> [What to work on]:
For the word "subtitle", count the lines of the records that hold it, and give only that number.

> [Given data]:

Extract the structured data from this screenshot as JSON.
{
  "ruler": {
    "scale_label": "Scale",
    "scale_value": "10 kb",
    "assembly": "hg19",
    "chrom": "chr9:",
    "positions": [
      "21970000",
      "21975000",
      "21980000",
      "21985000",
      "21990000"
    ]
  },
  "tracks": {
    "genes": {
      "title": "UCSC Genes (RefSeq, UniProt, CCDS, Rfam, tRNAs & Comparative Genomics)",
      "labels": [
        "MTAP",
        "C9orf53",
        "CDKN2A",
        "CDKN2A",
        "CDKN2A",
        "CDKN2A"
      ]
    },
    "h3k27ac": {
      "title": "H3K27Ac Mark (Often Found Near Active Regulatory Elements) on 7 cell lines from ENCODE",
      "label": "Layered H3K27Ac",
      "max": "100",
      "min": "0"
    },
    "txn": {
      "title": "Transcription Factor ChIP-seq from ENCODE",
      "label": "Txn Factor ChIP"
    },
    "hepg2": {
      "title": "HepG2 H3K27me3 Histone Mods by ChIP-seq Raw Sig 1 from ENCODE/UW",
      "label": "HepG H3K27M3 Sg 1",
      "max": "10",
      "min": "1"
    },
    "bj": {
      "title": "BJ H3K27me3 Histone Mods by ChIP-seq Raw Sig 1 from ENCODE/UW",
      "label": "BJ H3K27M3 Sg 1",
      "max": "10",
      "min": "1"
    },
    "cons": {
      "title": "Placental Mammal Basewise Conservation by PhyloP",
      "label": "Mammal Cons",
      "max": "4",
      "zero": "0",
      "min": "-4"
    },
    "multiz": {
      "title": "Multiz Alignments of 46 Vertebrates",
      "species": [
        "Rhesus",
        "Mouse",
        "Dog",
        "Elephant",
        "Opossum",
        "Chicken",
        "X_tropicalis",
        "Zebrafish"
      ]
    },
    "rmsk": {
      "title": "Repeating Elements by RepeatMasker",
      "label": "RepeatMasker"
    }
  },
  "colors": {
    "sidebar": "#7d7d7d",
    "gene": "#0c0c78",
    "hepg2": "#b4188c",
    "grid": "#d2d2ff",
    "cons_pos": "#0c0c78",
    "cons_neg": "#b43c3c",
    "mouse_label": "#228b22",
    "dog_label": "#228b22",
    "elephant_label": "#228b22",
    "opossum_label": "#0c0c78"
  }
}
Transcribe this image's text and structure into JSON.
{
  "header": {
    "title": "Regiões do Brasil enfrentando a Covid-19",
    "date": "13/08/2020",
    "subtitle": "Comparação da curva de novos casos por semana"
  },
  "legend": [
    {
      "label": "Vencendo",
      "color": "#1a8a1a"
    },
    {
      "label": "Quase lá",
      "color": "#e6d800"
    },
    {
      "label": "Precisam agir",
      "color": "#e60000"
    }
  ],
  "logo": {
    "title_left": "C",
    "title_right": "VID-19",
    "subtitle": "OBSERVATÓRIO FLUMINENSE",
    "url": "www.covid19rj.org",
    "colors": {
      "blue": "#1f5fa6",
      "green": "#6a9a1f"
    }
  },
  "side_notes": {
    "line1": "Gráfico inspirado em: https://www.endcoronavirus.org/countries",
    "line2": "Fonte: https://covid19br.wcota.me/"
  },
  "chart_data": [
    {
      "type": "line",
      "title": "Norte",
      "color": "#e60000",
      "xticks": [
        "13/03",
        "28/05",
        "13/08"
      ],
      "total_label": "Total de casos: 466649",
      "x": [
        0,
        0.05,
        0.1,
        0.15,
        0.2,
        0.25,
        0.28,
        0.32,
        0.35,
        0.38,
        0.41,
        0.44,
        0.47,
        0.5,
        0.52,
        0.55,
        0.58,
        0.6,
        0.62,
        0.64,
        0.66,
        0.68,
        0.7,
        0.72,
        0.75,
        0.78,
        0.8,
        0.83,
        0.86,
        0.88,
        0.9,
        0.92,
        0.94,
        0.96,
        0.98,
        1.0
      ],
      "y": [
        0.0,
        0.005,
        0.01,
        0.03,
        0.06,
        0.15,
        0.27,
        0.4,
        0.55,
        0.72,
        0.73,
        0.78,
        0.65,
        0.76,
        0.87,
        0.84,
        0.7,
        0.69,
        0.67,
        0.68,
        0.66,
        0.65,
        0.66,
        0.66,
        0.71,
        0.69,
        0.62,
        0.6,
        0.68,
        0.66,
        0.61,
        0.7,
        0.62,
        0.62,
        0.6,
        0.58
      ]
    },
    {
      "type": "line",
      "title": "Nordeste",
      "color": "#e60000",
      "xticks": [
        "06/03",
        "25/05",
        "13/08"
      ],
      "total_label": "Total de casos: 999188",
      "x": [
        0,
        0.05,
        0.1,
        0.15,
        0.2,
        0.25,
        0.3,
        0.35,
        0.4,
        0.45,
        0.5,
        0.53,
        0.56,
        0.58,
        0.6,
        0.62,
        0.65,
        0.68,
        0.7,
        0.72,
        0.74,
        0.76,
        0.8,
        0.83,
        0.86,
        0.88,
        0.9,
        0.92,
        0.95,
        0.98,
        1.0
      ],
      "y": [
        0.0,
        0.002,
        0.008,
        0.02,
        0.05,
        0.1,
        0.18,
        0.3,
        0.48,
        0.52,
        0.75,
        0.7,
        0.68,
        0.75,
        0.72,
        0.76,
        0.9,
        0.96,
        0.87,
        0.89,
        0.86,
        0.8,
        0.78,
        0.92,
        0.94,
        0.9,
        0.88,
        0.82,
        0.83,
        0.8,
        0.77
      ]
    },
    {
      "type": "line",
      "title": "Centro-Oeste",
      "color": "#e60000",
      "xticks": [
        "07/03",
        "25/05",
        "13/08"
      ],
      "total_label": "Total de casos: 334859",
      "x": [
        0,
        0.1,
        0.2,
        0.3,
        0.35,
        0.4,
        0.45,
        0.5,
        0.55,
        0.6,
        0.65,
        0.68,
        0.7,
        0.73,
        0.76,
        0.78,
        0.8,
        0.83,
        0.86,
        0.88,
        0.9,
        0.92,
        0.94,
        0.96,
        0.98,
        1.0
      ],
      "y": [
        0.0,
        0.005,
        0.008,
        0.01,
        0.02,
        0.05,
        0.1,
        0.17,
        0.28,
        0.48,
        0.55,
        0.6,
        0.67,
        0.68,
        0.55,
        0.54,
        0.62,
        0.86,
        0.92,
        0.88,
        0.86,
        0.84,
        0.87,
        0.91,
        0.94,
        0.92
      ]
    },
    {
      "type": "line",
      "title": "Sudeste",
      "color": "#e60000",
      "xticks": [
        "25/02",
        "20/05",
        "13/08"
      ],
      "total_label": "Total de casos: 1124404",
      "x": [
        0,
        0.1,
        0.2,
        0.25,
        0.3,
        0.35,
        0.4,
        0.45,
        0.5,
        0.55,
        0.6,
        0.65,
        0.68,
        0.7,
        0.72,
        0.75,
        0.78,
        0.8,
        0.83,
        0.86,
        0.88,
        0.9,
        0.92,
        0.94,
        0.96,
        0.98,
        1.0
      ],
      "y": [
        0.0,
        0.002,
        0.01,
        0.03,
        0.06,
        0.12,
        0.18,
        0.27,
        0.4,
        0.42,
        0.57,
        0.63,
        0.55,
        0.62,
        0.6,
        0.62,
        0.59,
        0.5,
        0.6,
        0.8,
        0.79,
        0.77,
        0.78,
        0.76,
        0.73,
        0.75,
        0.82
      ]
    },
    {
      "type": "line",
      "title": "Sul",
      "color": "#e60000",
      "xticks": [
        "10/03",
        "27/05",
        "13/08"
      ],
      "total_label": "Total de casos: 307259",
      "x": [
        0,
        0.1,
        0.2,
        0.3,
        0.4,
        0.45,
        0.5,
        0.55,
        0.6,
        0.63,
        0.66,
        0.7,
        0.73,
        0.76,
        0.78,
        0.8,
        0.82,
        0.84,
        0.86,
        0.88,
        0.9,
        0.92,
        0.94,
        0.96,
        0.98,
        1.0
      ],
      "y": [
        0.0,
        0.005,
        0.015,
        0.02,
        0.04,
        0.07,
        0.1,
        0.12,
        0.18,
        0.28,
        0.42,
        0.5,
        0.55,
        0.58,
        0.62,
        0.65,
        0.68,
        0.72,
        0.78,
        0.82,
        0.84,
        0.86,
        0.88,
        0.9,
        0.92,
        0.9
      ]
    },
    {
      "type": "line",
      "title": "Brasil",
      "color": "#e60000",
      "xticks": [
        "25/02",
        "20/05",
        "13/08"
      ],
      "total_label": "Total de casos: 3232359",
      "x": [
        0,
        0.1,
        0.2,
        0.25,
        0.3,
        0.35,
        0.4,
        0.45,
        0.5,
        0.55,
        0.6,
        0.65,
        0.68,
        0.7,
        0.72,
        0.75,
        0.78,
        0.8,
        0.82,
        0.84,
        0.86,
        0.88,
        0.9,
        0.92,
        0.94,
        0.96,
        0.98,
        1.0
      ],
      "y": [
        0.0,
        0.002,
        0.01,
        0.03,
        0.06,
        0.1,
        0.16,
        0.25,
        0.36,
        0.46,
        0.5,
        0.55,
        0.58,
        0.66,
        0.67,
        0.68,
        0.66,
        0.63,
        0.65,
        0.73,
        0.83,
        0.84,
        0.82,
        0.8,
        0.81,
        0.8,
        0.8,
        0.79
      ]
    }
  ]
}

> [Answer box]:
2